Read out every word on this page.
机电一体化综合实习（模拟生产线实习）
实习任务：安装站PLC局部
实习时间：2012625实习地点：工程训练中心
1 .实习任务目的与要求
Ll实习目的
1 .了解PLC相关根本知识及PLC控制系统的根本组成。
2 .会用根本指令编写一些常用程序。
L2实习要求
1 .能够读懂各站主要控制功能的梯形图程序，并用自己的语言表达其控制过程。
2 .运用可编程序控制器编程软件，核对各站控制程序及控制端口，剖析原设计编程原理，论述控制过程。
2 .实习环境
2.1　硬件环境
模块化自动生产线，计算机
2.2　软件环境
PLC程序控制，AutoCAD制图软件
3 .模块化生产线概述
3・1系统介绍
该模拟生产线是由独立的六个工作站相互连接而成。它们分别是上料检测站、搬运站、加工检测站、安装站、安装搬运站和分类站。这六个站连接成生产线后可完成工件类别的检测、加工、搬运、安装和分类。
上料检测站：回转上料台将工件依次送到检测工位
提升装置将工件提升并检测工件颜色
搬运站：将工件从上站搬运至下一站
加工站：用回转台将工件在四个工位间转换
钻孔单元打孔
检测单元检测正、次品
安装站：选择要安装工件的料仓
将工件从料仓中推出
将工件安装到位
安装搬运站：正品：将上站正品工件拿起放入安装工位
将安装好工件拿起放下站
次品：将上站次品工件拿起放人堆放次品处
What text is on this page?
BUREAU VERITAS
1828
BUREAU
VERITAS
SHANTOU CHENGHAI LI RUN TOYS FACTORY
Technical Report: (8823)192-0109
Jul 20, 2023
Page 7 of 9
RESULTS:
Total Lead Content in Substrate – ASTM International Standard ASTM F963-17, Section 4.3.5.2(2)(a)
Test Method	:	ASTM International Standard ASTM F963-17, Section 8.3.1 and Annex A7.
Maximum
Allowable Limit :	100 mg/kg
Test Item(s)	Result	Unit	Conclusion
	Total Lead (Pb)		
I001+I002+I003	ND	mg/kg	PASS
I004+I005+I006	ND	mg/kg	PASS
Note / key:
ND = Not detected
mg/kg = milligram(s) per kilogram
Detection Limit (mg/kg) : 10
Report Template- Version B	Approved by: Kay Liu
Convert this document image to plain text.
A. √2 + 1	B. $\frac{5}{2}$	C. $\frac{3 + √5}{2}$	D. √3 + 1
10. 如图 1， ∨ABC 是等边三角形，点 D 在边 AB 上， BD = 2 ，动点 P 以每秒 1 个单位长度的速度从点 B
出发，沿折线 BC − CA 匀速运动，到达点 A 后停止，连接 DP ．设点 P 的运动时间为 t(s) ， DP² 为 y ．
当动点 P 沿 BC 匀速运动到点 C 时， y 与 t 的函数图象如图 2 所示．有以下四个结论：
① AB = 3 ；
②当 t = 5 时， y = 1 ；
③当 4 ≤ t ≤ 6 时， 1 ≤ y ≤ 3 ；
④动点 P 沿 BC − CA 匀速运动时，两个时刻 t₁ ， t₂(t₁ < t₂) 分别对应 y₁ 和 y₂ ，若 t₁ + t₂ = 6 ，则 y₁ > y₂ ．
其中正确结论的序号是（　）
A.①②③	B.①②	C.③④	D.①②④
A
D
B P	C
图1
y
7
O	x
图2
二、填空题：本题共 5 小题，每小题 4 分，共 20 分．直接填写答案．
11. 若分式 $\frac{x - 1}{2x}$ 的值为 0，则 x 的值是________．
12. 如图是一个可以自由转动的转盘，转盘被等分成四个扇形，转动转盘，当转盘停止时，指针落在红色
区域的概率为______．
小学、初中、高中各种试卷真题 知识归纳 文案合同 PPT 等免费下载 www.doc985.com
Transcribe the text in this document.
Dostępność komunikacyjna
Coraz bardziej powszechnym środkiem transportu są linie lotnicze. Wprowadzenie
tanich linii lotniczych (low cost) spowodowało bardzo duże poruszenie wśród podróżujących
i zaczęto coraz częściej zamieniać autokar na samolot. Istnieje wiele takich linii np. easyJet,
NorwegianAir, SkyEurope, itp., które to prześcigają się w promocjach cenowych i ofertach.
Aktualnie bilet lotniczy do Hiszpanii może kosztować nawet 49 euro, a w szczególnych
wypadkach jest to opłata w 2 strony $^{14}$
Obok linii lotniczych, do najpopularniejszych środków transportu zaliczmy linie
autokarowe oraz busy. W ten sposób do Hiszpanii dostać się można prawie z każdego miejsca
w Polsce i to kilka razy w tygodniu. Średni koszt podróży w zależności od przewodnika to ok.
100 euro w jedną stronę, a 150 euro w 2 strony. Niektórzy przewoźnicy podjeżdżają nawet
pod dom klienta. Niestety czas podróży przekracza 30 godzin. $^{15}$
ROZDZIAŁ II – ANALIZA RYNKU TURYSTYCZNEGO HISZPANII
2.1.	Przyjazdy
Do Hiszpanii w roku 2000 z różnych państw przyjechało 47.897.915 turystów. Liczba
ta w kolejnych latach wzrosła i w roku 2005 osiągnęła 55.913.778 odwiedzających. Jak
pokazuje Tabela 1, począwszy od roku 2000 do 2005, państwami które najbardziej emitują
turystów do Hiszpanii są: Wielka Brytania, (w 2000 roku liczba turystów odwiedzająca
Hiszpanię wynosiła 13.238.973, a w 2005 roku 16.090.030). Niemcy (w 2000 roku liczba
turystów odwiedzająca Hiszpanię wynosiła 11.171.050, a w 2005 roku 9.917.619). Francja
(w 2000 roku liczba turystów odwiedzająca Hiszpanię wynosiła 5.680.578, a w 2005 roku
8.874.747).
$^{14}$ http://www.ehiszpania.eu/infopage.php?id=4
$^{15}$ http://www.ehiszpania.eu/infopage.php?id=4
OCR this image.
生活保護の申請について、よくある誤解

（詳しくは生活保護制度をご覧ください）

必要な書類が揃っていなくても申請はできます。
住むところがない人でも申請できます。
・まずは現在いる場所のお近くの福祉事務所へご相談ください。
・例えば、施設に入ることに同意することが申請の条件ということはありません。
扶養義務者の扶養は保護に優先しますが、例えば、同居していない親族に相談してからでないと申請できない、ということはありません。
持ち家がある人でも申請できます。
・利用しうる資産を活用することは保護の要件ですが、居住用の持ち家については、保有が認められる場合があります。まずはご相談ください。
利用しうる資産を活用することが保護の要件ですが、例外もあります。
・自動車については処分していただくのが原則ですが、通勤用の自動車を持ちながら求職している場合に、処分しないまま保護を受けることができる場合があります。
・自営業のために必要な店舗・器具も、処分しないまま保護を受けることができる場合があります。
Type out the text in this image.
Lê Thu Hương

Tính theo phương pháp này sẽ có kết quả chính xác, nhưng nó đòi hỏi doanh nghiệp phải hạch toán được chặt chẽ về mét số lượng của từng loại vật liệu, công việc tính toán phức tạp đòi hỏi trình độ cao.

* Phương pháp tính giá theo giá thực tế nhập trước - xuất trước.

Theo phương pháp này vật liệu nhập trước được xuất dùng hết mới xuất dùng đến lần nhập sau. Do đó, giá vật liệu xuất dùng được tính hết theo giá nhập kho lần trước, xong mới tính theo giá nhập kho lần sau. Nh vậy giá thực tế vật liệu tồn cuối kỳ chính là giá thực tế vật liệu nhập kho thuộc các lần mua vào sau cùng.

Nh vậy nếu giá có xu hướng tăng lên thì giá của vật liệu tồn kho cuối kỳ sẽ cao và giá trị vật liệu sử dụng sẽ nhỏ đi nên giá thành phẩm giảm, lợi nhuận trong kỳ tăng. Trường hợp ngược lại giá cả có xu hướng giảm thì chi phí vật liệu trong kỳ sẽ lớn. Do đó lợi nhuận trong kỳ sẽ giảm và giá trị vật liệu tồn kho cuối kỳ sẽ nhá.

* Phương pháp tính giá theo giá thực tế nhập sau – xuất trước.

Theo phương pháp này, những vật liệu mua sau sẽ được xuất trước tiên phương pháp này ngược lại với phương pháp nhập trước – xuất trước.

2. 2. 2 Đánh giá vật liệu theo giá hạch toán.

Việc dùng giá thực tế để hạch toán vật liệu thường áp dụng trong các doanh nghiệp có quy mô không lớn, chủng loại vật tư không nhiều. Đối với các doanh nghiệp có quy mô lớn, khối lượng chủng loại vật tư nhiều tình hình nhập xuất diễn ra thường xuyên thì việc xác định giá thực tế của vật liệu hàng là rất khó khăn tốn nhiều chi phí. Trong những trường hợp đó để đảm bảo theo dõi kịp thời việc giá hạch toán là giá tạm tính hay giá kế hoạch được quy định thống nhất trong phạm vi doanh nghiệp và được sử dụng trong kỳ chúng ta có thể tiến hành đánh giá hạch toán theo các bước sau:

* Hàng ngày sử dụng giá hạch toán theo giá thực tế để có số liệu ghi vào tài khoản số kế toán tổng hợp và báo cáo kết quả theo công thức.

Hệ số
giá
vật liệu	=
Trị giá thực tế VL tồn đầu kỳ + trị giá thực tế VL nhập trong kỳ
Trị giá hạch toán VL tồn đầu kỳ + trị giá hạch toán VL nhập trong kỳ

§ TASK PROMPT
Among the entries above, identify all lines with "linie" and copy them.

§ FULL OUTPUT
Coraz bardziej powszechnym środkiem transportu są linie lotnicze. Wprowadzenie
Obok linii lotniczych, do najpopularniejszych środków transportu zaliczmy linie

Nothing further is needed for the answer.